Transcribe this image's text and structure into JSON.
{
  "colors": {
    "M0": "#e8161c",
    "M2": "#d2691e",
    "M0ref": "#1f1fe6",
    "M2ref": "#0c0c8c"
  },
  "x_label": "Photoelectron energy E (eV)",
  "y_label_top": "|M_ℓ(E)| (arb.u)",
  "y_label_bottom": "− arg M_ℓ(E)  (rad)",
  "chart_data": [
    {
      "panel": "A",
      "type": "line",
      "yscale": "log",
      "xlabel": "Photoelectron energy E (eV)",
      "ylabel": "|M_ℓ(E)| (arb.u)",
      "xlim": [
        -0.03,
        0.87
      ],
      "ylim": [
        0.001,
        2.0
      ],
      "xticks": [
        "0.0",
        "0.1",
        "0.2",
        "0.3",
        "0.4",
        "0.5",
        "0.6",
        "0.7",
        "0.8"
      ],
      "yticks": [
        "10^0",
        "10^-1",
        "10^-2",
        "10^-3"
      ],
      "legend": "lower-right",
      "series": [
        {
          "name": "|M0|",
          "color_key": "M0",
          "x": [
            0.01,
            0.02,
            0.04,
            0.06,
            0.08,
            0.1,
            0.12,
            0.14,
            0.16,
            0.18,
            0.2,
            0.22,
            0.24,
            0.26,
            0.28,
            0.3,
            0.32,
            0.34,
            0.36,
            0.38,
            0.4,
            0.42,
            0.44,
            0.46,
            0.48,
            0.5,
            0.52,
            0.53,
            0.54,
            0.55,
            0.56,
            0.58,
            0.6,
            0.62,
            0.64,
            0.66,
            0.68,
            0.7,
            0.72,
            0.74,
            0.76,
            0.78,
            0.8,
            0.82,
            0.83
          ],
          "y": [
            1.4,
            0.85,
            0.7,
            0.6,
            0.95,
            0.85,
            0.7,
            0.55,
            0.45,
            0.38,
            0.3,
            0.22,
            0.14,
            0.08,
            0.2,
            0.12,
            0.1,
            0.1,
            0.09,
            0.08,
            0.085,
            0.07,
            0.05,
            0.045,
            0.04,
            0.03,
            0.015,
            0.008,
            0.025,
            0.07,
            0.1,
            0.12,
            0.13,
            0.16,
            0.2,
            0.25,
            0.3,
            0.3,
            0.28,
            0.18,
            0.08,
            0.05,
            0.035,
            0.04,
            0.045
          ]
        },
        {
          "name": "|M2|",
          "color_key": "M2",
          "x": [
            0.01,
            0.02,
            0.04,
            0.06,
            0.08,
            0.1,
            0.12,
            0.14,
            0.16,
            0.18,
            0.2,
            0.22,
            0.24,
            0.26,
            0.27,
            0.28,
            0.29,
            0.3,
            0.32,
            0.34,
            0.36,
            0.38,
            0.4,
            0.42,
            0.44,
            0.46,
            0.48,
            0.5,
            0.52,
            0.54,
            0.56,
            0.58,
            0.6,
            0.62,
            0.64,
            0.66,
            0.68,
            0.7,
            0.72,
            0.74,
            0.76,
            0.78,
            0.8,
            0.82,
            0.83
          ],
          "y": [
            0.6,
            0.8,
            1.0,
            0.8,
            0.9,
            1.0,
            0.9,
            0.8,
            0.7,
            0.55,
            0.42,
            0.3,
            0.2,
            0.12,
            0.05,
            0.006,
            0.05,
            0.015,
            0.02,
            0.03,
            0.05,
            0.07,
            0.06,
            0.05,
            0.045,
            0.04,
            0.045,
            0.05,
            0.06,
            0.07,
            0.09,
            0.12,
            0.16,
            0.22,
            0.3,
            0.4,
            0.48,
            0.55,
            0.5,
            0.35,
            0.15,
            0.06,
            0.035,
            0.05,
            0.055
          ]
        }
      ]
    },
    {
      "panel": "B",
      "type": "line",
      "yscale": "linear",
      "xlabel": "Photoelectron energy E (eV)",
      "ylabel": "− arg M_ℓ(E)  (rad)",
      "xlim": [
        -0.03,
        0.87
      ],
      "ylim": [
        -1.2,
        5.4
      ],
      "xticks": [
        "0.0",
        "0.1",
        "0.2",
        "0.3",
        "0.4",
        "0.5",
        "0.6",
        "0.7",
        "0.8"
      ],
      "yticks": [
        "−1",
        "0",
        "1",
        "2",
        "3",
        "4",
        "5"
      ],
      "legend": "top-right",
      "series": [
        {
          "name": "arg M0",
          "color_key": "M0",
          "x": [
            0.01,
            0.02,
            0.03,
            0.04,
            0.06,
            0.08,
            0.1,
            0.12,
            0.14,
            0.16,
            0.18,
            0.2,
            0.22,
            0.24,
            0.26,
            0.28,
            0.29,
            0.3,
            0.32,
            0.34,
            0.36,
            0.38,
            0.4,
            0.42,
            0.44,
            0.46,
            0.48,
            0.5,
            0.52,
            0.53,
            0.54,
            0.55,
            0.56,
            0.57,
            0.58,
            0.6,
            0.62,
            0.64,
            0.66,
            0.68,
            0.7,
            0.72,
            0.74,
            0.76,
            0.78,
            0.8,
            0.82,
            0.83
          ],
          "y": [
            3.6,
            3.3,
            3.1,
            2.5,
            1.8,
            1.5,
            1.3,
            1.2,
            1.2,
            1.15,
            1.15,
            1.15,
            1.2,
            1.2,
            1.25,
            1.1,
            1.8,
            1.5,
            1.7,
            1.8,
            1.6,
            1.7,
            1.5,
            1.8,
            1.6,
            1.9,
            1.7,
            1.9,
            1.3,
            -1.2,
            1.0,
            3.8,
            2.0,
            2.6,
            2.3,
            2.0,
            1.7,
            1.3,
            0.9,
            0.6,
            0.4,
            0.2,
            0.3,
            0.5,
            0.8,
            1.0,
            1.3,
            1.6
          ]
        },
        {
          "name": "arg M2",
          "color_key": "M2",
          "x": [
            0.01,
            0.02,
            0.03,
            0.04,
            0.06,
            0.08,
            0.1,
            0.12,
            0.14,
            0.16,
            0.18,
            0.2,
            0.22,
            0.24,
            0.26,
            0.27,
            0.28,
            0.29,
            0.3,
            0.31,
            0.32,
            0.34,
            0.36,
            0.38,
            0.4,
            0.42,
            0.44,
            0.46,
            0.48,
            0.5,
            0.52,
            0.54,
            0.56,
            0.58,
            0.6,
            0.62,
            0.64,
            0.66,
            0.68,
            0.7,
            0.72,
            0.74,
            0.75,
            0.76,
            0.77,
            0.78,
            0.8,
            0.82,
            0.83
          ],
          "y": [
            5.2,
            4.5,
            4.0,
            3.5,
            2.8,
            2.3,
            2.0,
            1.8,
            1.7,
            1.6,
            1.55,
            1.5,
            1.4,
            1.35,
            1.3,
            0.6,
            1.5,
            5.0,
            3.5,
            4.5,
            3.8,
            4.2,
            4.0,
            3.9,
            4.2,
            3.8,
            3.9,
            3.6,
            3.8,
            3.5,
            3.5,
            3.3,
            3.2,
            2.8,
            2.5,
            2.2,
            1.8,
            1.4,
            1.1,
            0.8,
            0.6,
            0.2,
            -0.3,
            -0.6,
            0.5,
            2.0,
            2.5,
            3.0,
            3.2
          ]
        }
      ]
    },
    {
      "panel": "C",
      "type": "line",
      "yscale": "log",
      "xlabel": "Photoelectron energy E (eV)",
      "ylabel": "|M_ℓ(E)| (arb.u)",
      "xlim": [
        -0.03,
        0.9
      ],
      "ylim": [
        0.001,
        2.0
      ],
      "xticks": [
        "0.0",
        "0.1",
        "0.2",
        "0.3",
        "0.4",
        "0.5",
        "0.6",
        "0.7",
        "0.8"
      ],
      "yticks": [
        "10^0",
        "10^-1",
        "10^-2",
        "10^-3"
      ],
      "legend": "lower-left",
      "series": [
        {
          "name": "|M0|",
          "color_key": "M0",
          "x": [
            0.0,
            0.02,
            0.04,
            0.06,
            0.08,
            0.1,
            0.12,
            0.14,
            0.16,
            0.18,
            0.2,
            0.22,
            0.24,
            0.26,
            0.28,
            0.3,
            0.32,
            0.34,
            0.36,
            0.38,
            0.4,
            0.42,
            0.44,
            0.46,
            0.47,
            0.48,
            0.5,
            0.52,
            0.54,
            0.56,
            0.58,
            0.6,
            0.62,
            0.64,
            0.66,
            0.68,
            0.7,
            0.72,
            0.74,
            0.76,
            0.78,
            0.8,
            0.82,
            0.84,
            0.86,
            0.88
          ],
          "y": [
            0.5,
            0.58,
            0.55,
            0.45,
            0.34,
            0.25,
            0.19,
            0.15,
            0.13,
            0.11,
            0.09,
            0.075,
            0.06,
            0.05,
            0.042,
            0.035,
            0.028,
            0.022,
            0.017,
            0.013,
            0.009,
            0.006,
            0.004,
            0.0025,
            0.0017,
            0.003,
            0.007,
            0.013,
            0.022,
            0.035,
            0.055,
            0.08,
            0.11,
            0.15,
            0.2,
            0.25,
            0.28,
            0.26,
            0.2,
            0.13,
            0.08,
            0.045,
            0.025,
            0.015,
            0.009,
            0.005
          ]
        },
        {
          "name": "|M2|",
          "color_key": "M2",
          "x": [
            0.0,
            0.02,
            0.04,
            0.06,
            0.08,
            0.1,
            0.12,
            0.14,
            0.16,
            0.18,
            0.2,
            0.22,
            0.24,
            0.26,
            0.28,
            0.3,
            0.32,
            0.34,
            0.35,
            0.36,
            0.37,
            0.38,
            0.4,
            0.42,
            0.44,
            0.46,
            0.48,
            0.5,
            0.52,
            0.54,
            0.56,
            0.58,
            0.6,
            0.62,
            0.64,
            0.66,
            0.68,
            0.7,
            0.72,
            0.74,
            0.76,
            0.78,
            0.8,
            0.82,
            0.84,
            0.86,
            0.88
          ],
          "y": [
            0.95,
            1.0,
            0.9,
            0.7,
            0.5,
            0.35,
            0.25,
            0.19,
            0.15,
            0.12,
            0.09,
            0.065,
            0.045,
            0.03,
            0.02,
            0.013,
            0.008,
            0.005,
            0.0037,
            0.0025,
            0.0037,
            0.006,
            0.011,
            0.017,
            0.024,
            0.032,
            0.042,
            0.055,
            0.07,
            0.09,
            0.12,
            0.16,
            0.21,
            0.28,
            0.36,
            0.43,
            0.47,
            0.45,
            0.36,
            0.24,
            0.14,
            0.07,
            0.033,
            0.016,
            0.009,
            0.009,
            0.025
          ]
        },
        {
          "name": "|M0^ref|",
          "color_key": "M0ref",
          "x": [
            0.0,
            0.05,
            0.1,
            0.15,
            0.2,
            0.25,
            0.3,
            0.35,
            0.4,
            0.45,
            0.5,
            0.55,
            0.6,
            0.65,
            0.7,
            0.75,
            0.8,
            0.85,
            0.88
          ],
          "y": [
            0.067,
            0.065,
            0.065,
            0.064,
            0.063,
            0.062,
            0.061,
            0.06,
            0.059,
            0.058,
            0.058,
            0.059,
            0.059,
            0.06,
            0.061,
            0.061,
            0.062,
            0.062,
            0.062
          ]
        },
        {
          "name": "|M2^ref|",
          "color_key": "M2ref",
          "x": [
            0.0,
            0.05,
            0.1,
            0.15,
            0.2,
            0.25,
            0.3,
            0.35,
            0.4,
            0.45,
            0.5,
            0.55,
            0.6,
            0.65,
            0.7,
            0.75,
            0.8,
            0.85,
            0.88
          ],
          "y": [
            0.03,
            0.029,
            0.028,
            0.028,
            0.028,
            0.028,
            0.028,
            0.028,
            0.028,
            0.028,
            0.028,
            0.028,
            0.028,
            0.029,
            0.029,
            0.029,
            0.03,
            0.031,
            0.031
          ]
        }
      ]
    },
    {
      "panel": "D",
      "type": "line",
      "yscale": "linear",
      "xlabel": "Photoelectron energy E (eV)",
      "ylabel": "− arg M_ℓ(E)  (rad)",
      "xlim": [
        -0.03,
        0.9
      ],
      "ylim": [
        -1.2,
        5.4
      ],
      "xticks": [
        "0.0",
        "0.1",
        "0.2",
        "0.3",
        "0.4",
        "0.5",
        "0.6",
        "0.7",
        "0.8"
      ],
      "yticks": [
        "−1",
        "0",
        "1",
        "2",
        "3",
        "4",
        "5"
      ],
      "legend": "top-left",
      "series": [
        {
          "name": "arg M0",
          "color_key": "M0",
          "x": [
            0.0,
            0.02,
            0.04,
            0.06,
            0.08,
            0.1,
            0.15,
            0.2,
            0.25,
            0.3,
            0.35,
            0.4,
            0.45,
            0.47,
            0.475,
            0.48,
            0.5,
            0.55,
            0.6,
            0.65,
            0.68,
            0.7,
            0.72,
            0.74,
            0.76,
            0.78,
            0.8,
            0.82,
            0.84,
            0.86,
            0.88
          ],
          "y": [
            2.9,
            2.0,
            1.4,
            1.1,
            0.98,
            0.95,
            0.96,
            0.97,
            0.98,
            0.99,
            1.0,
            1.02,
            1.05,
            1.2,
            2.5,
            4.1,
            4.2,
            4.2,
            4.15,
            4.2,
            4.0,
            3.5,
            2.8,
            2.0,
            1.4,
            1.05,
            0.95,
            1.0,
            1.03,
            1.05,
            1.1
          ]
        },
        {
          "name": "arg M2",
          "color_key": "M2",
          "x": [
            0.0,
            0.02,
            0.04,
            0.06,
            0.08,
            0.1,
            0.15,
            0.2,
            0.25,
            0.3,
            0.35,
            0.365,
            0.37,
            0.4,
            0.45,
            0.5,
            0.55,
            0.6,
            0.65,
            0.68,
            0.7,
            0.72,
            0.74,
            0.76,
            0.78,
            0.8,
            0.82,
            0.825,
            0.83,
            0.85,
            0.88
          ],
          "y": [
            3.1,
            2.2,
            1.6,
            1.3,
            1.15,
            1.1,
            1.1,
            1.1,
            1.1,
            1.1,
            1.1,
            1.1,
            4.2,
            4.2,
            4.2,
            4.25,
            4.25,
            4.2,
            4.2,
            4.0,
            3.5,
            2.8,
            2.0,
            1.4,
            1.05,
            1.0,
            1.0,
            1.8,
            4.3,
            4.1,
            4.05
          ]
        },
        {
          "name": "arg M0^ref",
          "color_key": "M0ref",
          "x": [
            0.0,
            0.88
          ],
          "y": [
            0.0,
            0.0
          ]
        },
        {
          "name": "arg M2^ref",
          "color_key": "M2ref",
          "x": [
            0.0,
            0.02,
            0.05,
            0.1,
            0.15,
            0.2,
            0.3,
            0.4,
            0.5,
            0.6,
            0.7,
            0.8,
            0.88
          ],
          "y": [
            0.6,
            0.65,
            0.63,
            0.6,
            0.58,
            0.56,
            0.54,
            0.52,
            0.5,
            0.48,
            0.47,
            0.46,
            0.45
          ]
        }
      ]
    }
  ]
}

= = =

§ **Task to carry out**: Go through the entries above and copy every line containing "lower".

§ **Solution to this task**:
      "legend": "lower-right",
      "legend": "lower-left",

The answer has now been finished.